A run of records:
-- Start --

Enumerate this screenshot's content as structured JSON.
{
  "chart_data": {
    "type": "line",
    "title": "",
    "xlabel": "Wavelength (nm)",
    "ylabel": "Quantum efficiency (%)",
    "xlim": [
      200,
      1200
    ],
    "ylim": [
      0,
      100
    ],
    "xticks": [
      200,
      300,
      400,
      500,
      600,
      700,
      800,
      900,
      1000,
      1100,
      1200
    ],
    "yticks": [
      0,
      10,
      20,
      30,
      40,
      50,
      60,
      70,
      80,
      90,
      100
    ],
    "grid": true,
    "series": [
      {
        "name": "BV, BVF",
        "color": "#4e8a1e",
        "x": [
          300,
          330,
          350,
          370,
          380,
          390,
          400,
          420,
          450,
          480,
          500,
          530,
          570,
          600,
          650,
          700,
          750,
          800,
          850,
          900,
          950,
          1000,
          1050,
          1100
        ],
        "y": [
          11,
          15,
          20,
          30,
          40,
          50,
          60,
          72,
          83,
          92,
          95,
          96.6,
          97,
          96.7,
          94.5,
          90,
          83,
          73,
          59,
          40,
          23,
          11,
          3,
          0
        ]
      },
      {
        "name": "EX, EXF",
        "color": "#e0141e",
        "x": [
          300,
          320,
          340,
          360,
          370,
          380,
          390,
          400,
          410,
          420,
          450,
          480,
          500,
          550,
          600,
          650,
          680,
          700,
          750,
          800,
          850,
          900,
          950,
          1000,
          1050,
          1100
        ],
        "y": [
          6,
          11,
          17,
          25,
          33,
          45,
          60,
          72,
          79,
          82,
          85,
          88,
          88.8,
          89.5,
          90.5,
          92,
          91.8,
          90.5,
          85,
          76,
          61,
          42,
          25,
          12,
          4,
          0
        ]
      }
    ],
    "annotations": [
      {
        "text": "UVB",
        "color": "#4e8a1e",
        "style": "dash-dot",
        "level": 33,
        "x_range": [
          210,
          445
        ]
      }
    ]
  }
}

-- End --

What you have to do
Please set down all the data word for word.

Answer to the task
Enumerate this screenshot's content as structured JSON.
{
  "chart_data": {
    "type": "line",
    "title": "",
    "xlabel": "Wavelength (nm)",
    "ylabel": "Quantum efficiency (%)",
    "xlim": [
      200,
      1200
    ],
    "ylim": [
      0,
      100
    ],
    "xticks": [
      200,
      300,
      400,
      500,
      600,
      700,
      800,
      900,
      1000,
      1100,
      1200
    ],
    "yticks": [
      0,
      10,
      20,
      30,
      40,
      50,
      60,
      70,
      80,
      90,
      100
    ],
    "grid": true,
    "series": [
      {
        "name": "BV, BVF",
        "color": "#4e8a1e",
        "x": [
          300,
          330,
          350,
          370,
          380,
          390,
          400,
          420,
          450,
          480,
          500,
          530,
          570,
          600,
          650,
          700,
          750,
          800,
          850,
          900,
          950,
          1000,
          1050,
          1100
        ],
        "y": [
          11,
          15,
          20,
          30,
          40,
          50,
          60,
          72,
          83,
          92,
          95,
          96.6,
          97,
          96.7,
          94.5,
          90,
          83,
          73,
          59,
          40,
          23,
          11,
          3,
          0
        ]
      },
      {
        "name": "EX, EXF",
        "color": "#e0141e",
        "x": [
          300,
          320,
          340,
          360,
          370,
          380,
          390,
          400,
          410,
          420,
          450,
          480,
          500,
          550,
          600,
          650,
          680,
          700,
          750,
          800,
          850,
          900,
          950,
          1000,
          1050,
          1100
        ],
        "y": [
          6,
          11,
          17,
          25,
          33,
          45,
          60,
          72,
          79,
          82,
          85,
          88,
          88.8,
          89.5,
          90.5,
          92,
          91.8,
          90.5,
          85,
          76,
          61,
          42,
          25,
          12,
          4,
          0
        ]
      }
    ],
    "annotations": [
      {
        "text": "UVB",
        "color": "#4e8a1e",
        "style": "dash-dot",
        "level": 33,
        "x_range": [
          210,
          445
        ]
      }
    ]
  }
}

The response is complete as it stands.